* **Direction**: Make an exact transcription of the material, leaving out all images.

■ ■ ■ ■ ■

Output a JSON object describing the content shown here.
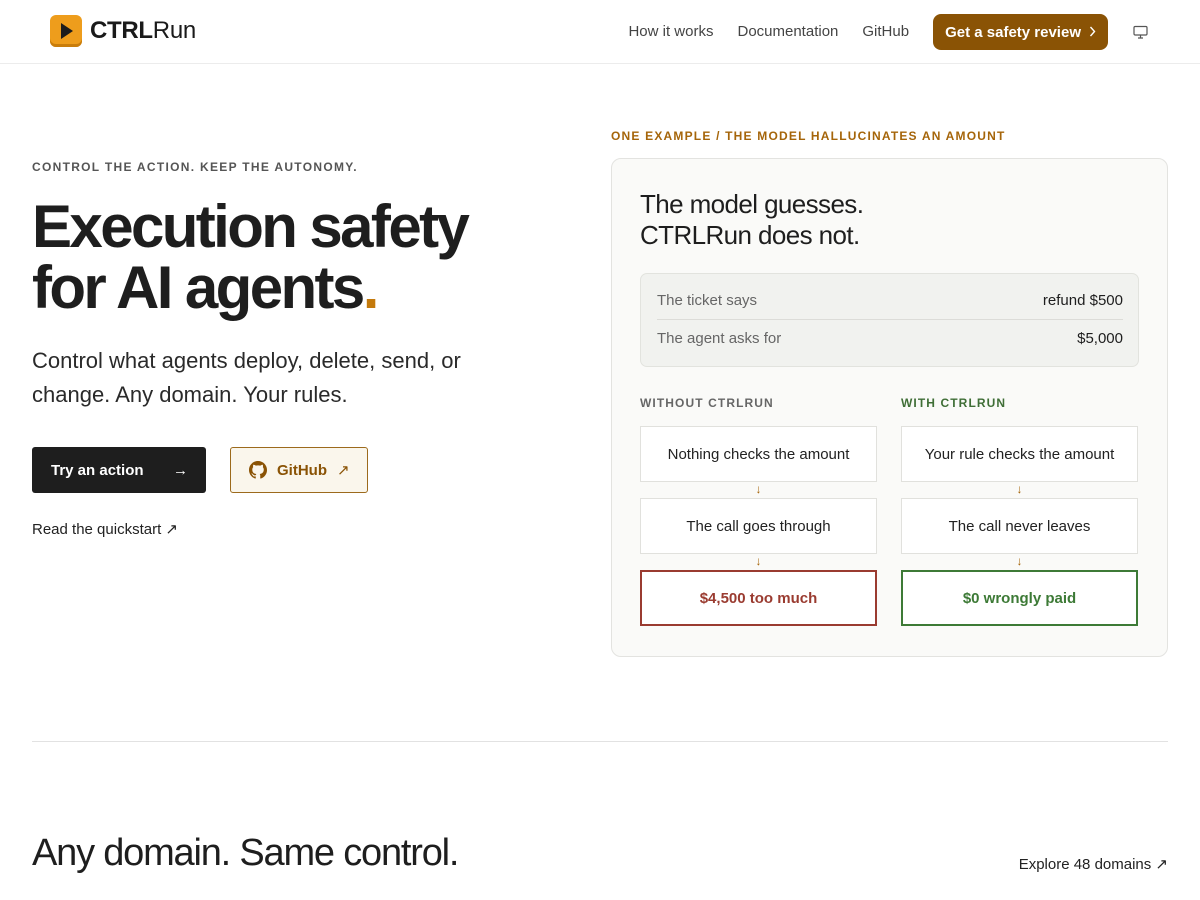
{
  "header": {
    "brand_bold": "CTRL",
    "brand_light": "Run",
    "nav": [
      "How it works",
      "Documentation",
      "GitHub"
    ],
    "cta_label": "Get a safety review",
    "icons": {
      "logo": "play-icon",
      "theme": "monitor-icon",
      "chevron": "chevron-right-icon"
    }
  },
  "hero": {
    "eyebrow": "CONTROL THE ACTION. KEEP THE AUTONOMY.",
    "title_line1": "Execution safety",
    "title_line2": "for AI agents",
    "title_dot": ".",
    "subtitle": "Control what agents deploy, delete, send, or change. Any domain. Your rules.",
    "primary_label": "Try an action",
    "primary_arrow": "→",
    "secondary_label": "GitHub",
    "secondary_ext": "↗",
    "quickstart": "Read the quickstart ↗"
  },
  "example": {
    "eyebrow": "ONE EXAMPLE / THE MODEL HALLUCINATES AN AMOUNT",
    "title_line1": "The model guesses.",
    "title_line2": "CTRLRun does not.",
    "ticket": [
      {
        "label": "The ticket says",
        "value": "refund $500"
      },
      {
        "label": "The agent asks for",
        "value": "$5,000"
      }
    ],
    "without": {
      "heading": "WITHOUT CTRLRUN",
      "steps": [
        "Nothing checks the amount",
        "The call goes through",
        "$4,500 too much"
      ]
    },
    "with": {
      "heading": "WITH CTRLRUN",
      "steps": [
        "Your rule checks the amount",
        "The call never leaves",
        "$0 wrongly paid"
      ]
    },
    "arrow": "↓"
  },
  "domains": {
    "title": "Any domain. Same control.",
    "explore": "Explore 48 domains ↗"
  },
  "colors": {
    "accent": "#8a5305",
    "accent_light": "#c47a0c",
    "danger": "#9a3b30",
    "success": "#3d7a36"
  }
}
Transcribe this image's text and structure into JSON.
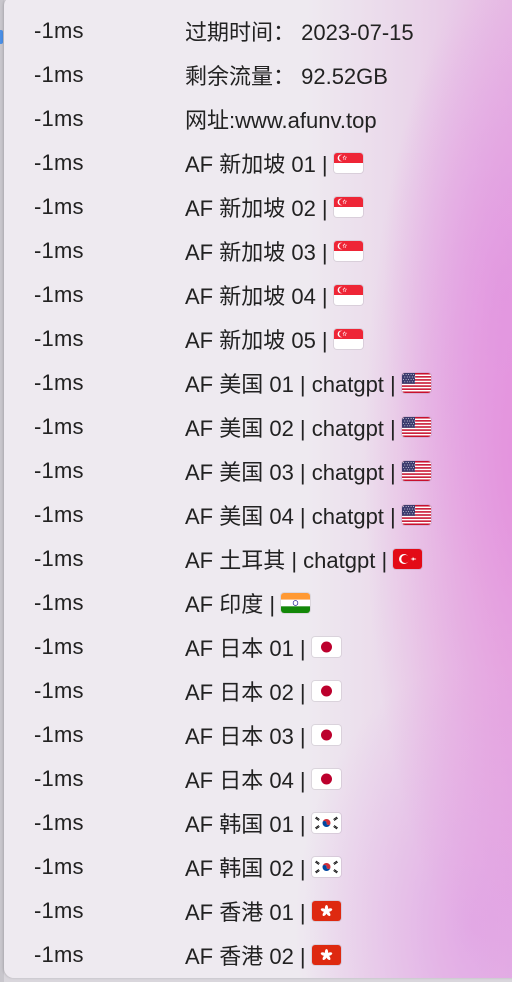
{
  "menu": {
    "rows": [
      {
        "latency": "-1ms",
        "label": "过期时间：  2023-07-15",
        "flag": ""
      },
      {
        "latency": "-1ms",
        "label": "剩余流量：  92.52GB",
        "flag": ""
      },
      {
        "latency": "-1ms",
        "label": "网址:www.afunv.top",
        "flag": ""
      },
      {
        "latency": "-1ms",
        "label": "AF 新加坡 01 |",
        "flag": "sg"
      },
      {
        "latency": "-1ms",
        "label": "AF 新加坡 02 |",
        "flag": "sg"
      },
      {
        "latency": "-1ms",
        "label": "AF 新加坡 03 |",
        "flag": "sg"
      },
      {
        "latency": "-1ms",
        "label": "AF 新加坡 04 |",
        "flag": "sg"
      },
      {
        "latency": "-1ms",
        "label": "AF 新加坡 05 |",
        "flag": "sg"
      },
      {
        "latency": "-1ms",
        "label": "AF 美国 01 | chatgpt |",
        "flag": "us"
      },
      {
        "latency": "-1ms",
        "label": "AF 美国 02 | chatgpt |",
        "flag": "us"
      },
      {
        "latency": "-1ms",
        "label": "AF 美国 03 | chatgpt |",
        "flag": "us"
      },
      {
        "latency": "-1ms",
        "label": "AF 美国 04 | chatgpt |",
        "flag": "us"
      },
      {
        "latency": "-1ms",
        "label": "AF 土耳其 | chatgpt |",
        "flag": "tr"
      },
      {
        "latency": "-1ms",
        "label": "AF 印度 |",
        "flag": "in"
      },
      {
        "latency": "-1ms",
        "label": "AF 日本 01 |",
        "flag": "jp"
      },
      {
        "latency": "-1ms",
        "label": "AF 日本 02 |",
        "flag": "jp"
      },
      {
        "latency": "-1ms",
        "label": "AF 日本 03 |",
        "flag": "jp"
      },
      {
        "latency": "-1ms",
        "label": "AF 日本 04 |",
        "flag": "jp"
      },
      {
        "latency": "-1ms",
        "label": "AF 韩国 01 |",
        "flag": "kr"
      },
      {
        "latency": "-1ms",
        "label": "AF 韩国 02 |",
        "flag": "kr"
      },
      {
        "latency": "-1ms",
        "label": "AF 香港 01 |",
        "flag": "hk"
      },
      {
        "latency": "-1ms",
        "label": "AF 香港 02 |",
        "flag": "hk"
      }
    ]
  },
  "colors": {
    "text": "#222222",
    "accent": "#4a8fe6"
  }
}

■ ■ ■ ■ ■

* **Complete output**:
Output a JSON object describing the content shown here.
{
  "header": {
    "brand_bold": "CTRL",
    "brand_light": "Run",
    "nav": [
      "How it works",
      "Documentation",
      "GitHub"
    ],
    "cta_label": "Get a safety review",
    "icons": {
      "logo": "play-icon",
      "theme": "monitor-icon",
      "chevron": "chevron-right-icon"
    }
  },
  "hero": {
    "eyebrow": "CONTROL THE ACTION. KEEP THE AUTONOMY.",
    "title_line1": "Execution safety",
    "title_line2": "for AI agents",
    "title_dot": ".",
    "subtitle": "Control what agents deploy, delete, send, or change. Any domain. Your rules.",
    "primary_label": "Try an action",
    "primary_arrow": "→",
    "secondary_label": "GitHub",
    "secondary_ext": "↗",
    "quickstart": "Read the quickstart ↗"
  },
  "example": {
    "eyebrow": "ONE EXAMPLE / THE MODEL HALLUCINATES AN AMOUNT",
    "title_line1": "The model guesses.",
    "title_line2": "CTRLRun does not.",
    "ticket": [
      {
        "label": "The ticket says",
        "value": "refund $500"
      },
      {
        "label": "The agent asks for",
        "value": "$5,000"
      }
    ],
    "without": {
      "heading": "WITHOUT CTRLRUN",
      "steps": [
        "Nothing checks the amount",
        "The call goes through",
        "$4,500 too much"
      ]
    },
    "with": {
      "heading": "WITH CTRLRUN",
      "steps": [
        "Your rule checks the amount",
        "The call never leaves",
        "$0 wrongly paid"
      ]
    },
    "arrow": "↓"
  },
  "domains": {
    "title": "Any domain. Same control.",
    "explore": "Explore 48 domains ↗"
  },
  "colors": {
    "accent": "#8a5305",
    "accent_light": "#c47a0c",
    "danger": "#9a3b30",
    "success": "#3d7a36"
  }
}
Transcribe this image's text and structure into JSON.
{
  "menu": {
    "rows": [
      {
        "latency": "-1ms",
        "label": "过期时间：  2023-07-15",
        "flag": ""
      },
      {
        "latency": "-1ms",
        "label": "剩余流量：  92.52GB",
        "flag": ""
      },
      {
        "latency": "-1ms",
        "label": "网址:www.afunv.top",
        "flag": ""
      },
      {
        "latency": "-1ms",
        "label": "AF 新加坡 01 |",
        "flag": "sg"
      },
      {
        "latency": "-1ms",
        "label": "AF 新加坡 02 |",
        "flag": "sg"
      },
      {
        "latency": "-1ms",
        "label": "AF 新加坡 03 |",
        "flag": "sg"
      },
      {
        "latency": "-1ms",
        "label": "AF 新加坡 04 |",
        "flag": "sg"
      },
      {
        "latency": "-1ms",
        "label": "AF 新加坡 05 |",
        "flag": "sg"
      },
      {
        "latency": "-1ms",
        "label": "AF 美国 01 | chatgpt |",
        "flag": "us"
      },
      {
        "latency": "-1ms",
        "label": "AF 美国 02 | chatgpt |",
        "flag": "us"
      },
      {
        "latency": "-1ms",
        "label": "AF 美国 03 | chatgpt |",
        "flag": "us"
      },
      {
        "latency": "-1ms",
        "label": "AF 美国 04 | chatgpt |",
        "flag": "us"
      },
      {
        "latency": "-1ms",
        "label": "AF 土耳其 | chatgpt |",
        "flag": "tr"
      },
      {
        "latency": "-1ms",
        "label": "AF 印度 |",
        "flag": "in"
      },
      {
        "latency": "-1ms",
        "label": "AF 日本 01 |",
        "flag": "jp"
      },
      {
        "latency": "-1ms",
        "label": "AF 日本 02 |",
        "flag": "jp"
      },
      {
        "latency": "-1ms",
        "label": "AF 日本 03 |",
        "flag": "jp"
      },
      {
        "latency": "-1ms",
        "label": "AF 日本 04 |",
        "flag": "jp"
      },
      {
        "latency": "-1ms",
        "label": "AF 韩国 01 |",
        "flag": "kr"
      },
      {
        "latency": "-1ms",
        "label": "AF 韩国 02 |",
        "flag": "kr"
      },
      {
        "latency": "-1ms",
        "label": "AF 香港 01 |",
        "flag": "hk"
      },
      {
        "latency": "-1ms",
        "label": "AF 香港 02 |",
        "flag": "hk"
      }
    ]
  },
  "colors": {
    "text": "#222222",
    "accent": "#4a8fe6"
  }
}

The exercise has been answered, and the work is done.